# Exercise description:
Nothing but the lines from the one that contains "Give me a plain-text" through the end of the listing should appear, set down exactly.

——————

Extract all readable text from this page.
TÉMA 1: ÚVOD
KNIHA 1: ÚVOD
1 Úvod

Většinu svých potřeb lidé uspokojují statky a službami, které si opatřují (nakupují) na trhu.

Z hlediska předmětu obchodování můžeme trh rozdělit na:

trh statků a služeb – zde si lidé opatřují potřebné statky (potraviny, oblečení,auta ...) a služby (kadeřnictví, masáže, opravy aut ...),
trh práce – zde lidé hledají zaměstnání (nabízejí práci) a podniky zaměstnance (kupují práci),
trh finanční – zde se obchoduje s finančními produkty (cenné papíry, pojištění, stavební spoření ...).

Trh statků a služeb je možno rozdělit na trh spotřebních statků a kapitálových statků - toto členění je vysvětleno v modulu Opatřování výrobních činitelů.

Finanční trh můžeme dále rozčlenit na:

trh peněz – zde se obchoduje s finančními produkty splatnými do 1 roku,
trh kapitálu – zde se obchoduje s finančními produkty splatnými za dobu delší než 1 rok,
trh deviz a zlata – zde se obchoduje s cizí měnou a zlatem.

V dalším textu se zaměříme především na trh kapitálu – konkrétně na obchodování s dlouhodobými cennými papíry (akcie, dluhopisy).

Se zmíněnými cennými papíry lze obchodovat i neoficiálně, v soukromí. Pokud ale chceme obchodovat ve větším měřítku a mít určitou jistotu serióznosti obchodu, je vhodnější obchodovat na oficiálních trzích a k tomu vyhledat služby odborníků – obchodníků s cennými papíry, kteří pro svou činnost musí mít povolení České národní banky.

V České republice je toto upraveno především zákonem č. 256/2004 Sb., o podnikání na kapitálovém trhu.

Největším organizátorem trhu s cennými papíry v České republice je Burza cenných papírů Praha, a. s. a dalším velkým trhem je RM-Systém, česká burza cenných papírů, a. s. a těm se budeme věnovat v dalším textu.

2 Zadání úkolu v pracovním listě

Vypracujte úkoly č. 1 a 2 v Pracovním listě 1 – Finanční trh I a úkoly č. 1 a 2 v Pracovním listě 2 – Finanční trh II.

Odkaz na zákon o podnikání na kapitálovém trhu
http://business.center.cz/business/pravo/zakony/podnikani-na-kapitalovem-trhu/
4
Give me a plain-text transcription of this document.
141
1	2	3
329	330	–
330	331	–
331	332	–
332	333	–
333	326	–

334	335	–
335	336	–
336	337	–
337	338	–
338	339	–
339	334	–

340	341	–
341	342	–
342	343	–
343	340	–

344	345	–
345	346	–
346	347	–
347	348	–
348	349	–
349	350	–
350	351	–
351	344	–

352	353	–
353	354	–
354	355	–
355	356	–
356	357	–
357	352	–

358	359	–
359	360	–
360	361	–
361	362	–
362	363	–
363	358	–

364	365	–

——————

# Answer to this exercise:
Give me a plain-text transcription of this document.
141
1	2	3
329	330	–
330	331	–
331	332	–
332	333	–
333	326	–

334	335	–
335	336	–
336	337	–
337	338	–
338	339	–
339	334	–

340	341	–
341	342	–
342	343	–
343	340	–

344	345	–
345	346	–
346	347	–
347	348	–
348	349	–
349	350	–
350	351	–
351	344	–

352	353	–
353	354	–
354	355	–
355	356	–
356	357	–
357	352	–

358	359	–
359	360	–
360	361	–
361	362	–
362	363	–
363	358	–

364	365	–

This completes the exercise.